══ The input

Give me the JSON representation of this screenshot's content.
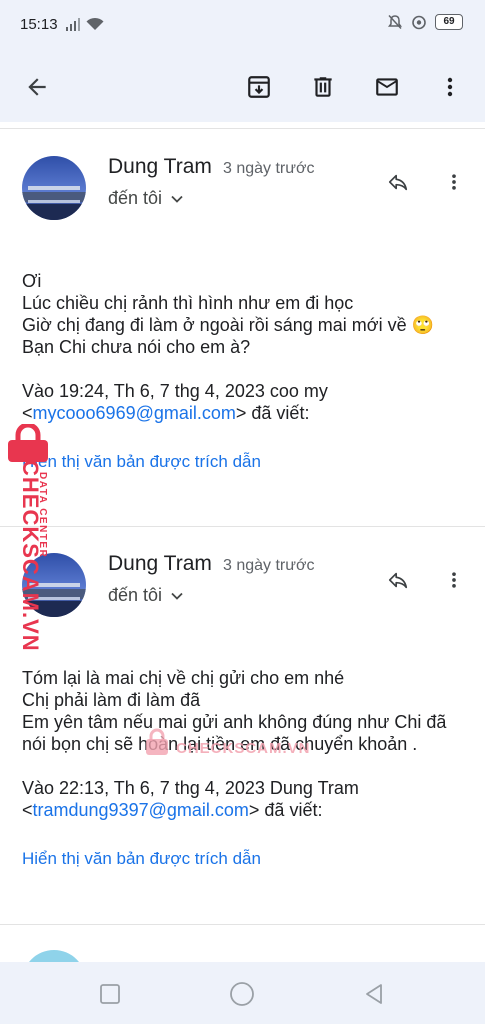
{
  "status_bar": {
    "time": "15:13",
    "battery": "69"
  },
  "app_bar": {
    "back_icon": "arrow-left-icon",
    "archive_icon": "archive-icon",
    "delete_icon": "trash-icon",
    "mark_unread_icon": "mail-icon",
    "more_icon": "more-vert-icon"
  },
  "messages": [
    {
      "sender": "Dung Tram",
      "time": "3 ngày trước",
      "to": "đến tôi",
      "body": [
        "Ơi",
        "Lúc chiều chị rảnh thì hình như em đi học",
        "Giờ chị đang đi làm ở ngoài rồi sáng mai mới về 🙄",
        "Bạn Chi chưa nói cho em à?"
      ],
      "quote_header": "Vào 19:24, Th 6, 7 thg 4, 2023 coo my",
      "quote_email": "mycooo6969@gmail.com",
      "quote_suffix": "đã viết:",
      "show_quoted": "Hiển thị văn bản được trích dẫn"
    },
    {
      "sender": "Dung Tram",
      "time": "3 ngày trước",
      "to": "đến tôi",
      "body": [
        "Tóm lại là mai chị về chị gửi cho em nhé",
        "Chị phải làm đi làm đã",
        "Em yên tâm nếu mai gửi anh không đúng như Chi đã",
        "nói bọn chị sẽ hoàn lại tiền em đã chuyển khoản ."
      ],
      "quote_header": "Vào 22:13, Th 6, 7 thg 4, 2023 Dung Tram",
      "quote_email": "tramdung9397@gmail.com",
      "quote_suffix": "đã viết:",
      "show_quoted": "Hiển thị văn bản được trích dẫn"
    }
  ],
  "watermark": {
    "side_brand": "CHECKSCAM.VN",
    "side_sub": "DATA CENTER",
    "center_brand": "CHECKSCAM.VN"
  },
  "nav_bar": {
    "recent_icon": "square-icon",
    "home_icon": "circle-icon",
    "back_icon": "triangle-back-icon"
  }
}
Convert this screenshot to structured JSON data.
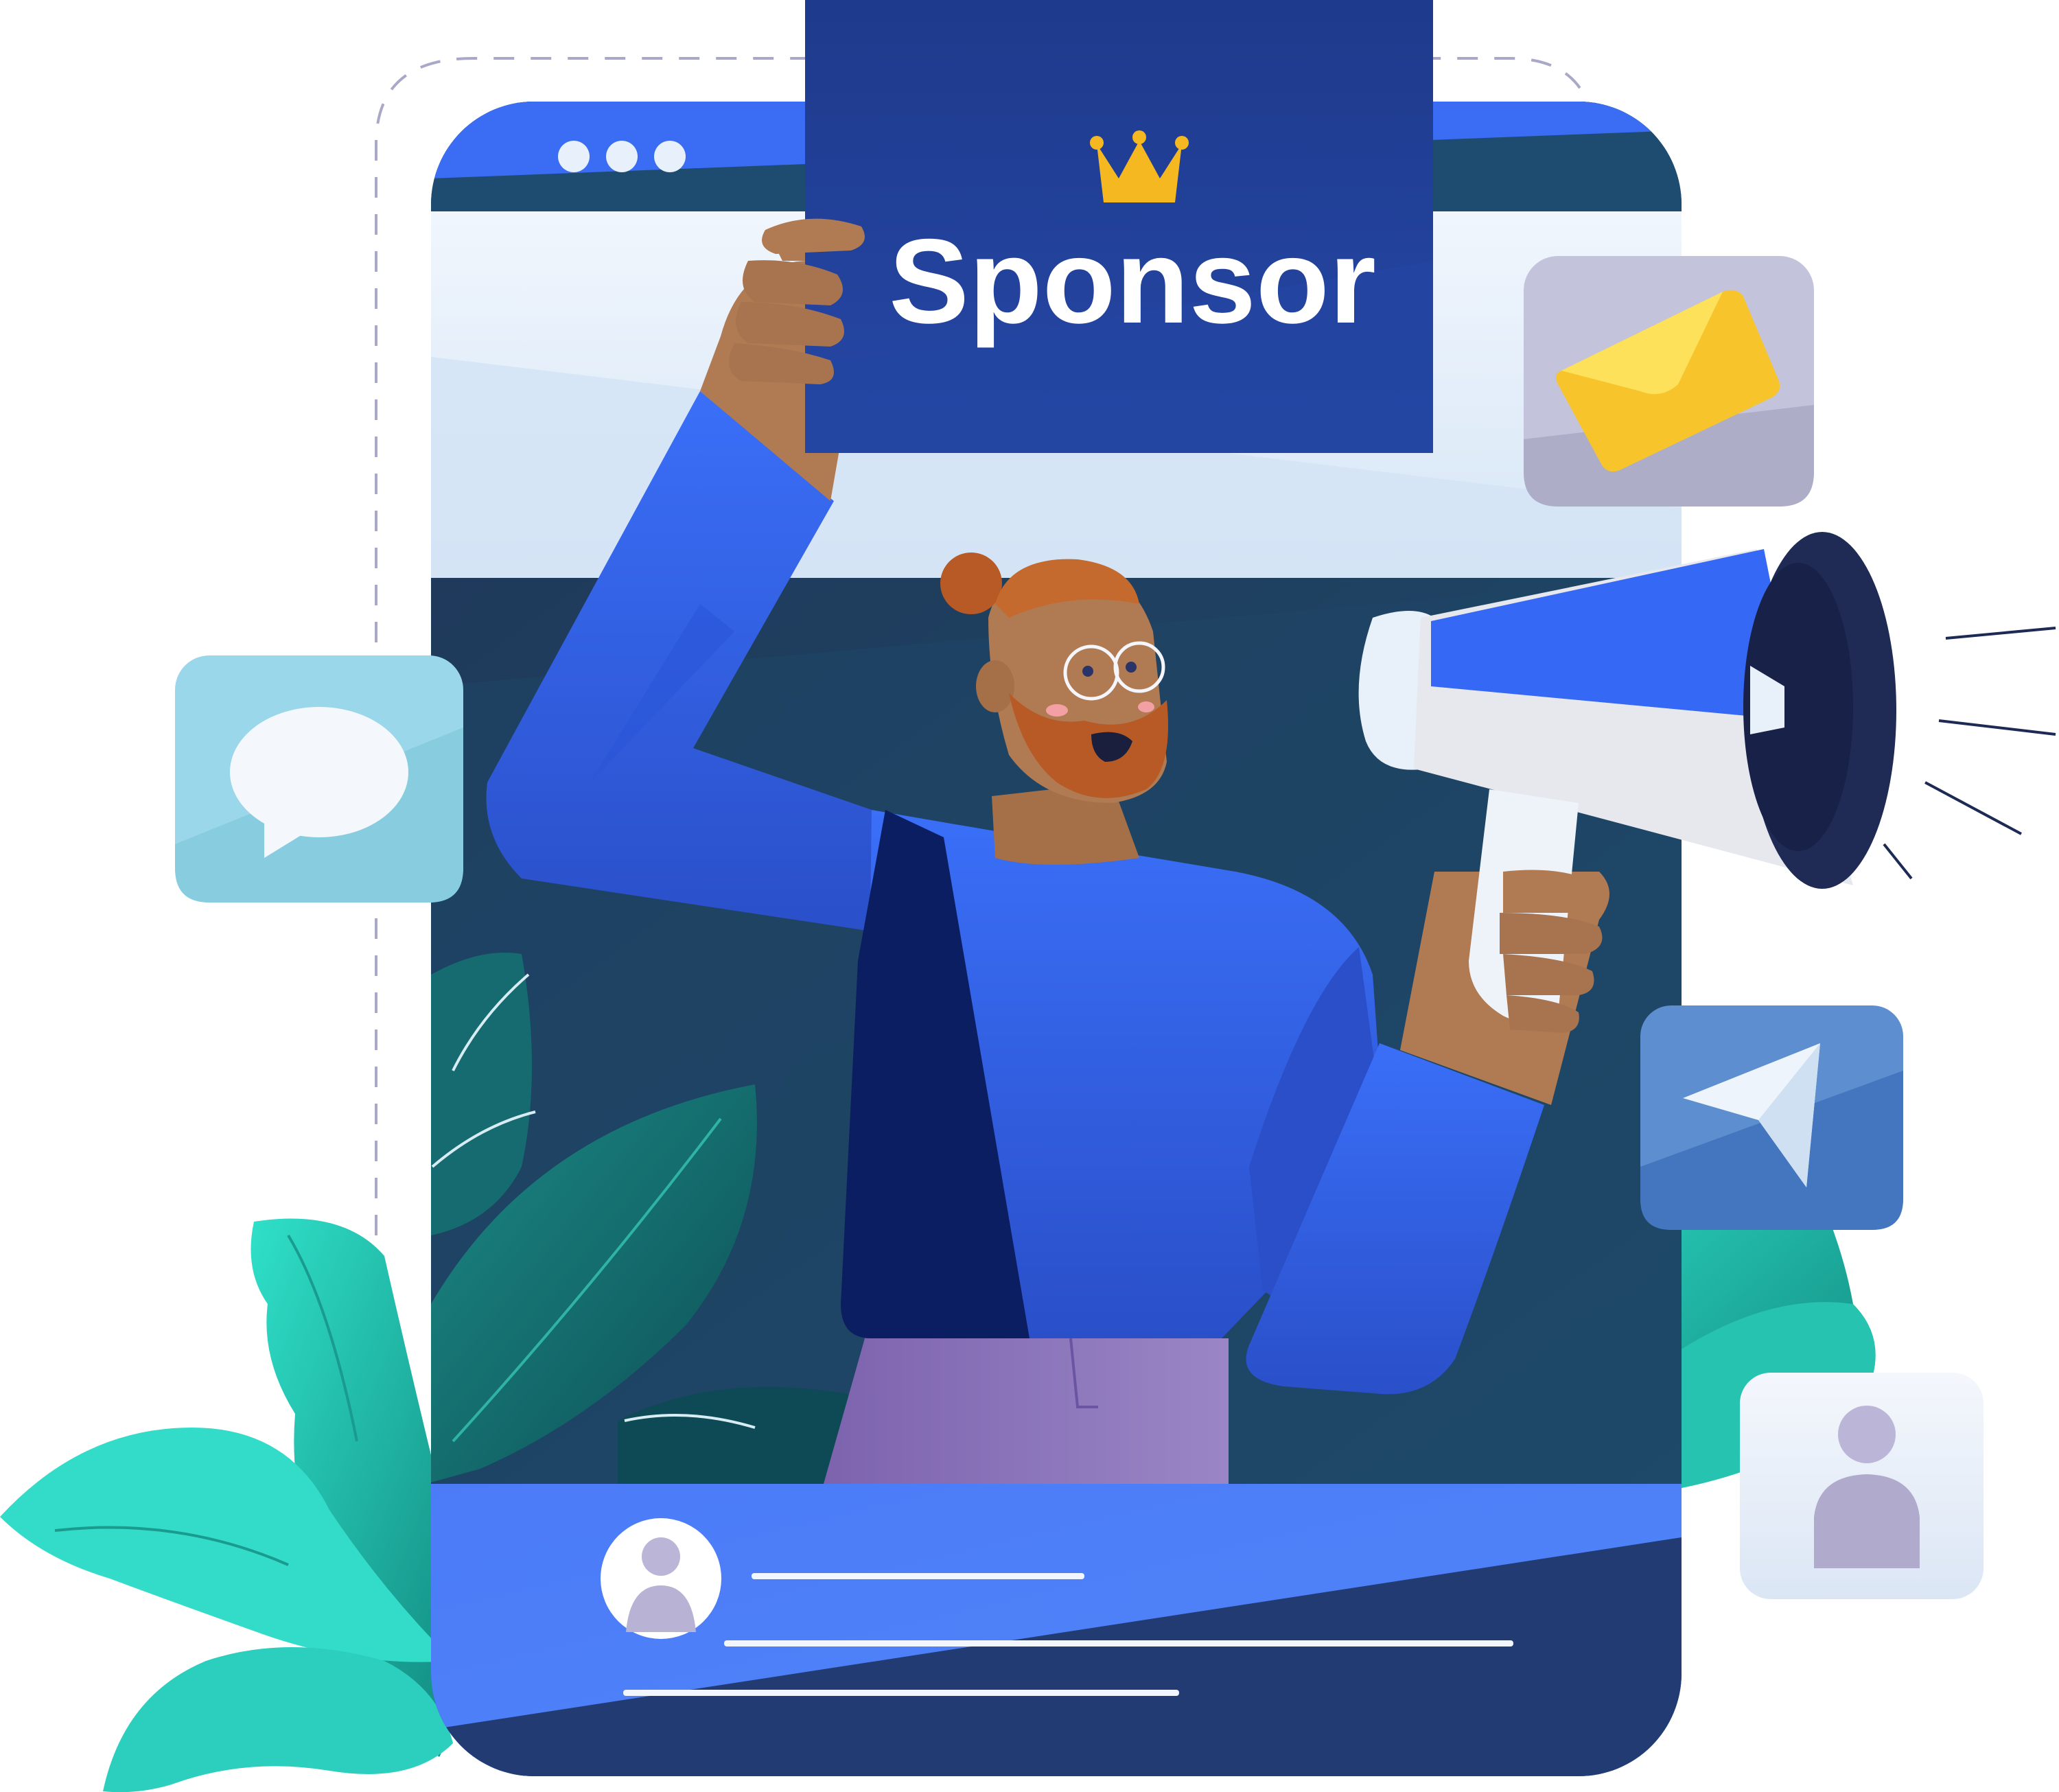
{
  "sign": {
    "label": "Sponsor"
  },
  "colors": {
    "phone_body": "#1f3d62",
    "phone_screen_dark": "#1e4468",
    "top_bar": "#3a6cf4",
    "sign_bg": "#1f3b8f",
    "crown": "#f5b820",
    "sweater": "#3468f5",
    "vest": "#0b1e62",
    "skin": "#b07a52",
    "hair": "#b85a25",
    "pants": "#8b73b8",
    "post_card": "#4e7ef8",
    "leaf_teal": "#2bd6c2",
    "leaf_dark": "#145d5c",
    "email_tile": "#c3c3dc",
    "chat_tile": "#9ad7ea",
    "send_tile": "#4d7fca",
    "profile_tile": "#e6eef8",
    "envelope": "#f7c52b"
  },
  "icons": {
    "window_controls": "three-dots-icon",
    "crown": "crown-icon",
    "email": "envelope-icon",
    "chat": "speech-bubble-icon",
    "send": "paper-plane-icon",
    "profile": "user-icon",
    "megaphone": "megaphone-icon",
    "post_avatar": "avatar-icon"
  }
}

════

Exercise description:
From the listing above, collect every line that mentions the word "CHECKSCAM".

Final result:
    "side_brand": "CHECKSCAM.VN",
    "center_brand": "CHECKSCAM.VN"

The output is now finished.